### Set exercise
Copy out the listing that follows, exactly, without its pictures.

### Records for this exercise
>> begin
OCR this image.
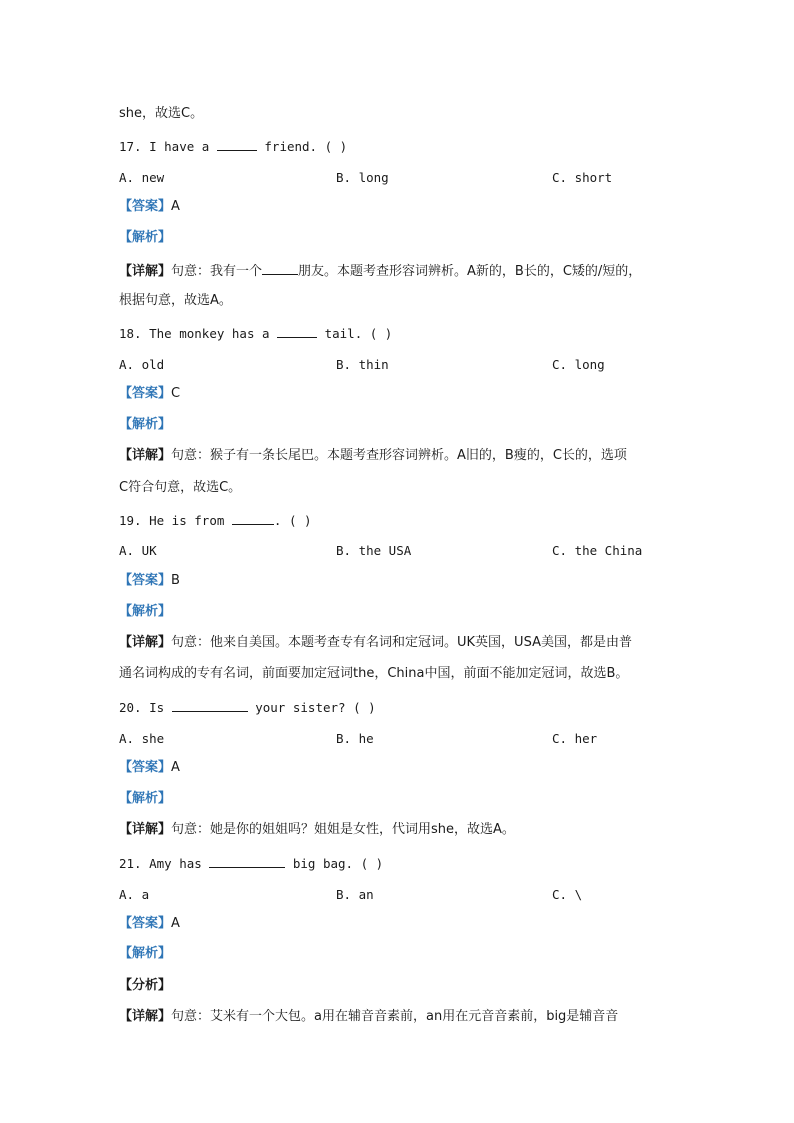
she，故选C。
17. I have a	friend. ( )
A. new	B. long	C. short
【答案】A
【解析】
【详解】句意：我有一个	朋友。本题考查形容词辨析。A新的，B长的，C矮的/短的，
根据句意，故选A。
18. The monkey has a	tail. ( )
A. old	B. thin	C. long
【答案】C
【解析】
【详解】句意：猴子有一条长尾巴。本题考查形容词辨析。A旧的，B瘦的，C长的，选项
C符合句意，故选C。
19. He is from	. ( )
A. UK	B. the USA	C. the China
【答案】B
【解析】
【详解】句意：他来自美国。本题考查专有名词和定冠词。UK英国，USA美国，都是由普
通名词构成的专有名词，前面要加定冠词the，China中国，前面不能加定冠词，故选B。
20. Is	your sister? ( )
A. she	B. he	C. her
【答案】A
【解析】
【详解】句意：她是你的姐姐吗？姐姐是女性，代词用she，故选A。
21. Amy has	big bag. ( )
A. a	B. an	C. \
【答案】A
【解析】
【分析】
【详解】句意：艾米有一个大包。a用在辅音音素前，an用在元音音素前，big是辅音音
>> end
### Answer in full
OCR this image.
she，故选C。
17. I have a	friend. ( )
A. new	B. long	C. short
【答案】A
【解析】
【详解】句意：我有一个	朋友。本题考查形容词辨析。A新的，B长的，C矮的/短的，
根据句意，故选A。
18. The monkey has a	tail. ( )
A. old	B. thin	C. long
【答案】C
【解析】
【详解】句意：猴子有一条长尾巴。本题考查形容词辨析。A旧的，B瘦的，C长的，选项
C符合句意，故选C。
19. He is from	. ( )
A. UK	B. the USA	C. the China
【答案】B
【解析】
【详解】句意：他来自美国。本题考查专有名词和定冠词。UK英国，USA美国，都是由普
通名词构成的专有名词，前面要加定冠词the，China中国，前面不能加定冠词，故选B。
20. Is	your sister? ( )
A. she	B. he	C. her
【答案】A
【解析】
【详解】句意：她是你的姐姐吗？姐姐是女性，代词用she，故选A。
21. Amy has	big bag. ( )
A. a	B. an	C. \
【答案】A
【解析】
【分析】
【详解】句意：艾米有一个大包。a用在辅音音素前，an用在元音音素前，big是辅音音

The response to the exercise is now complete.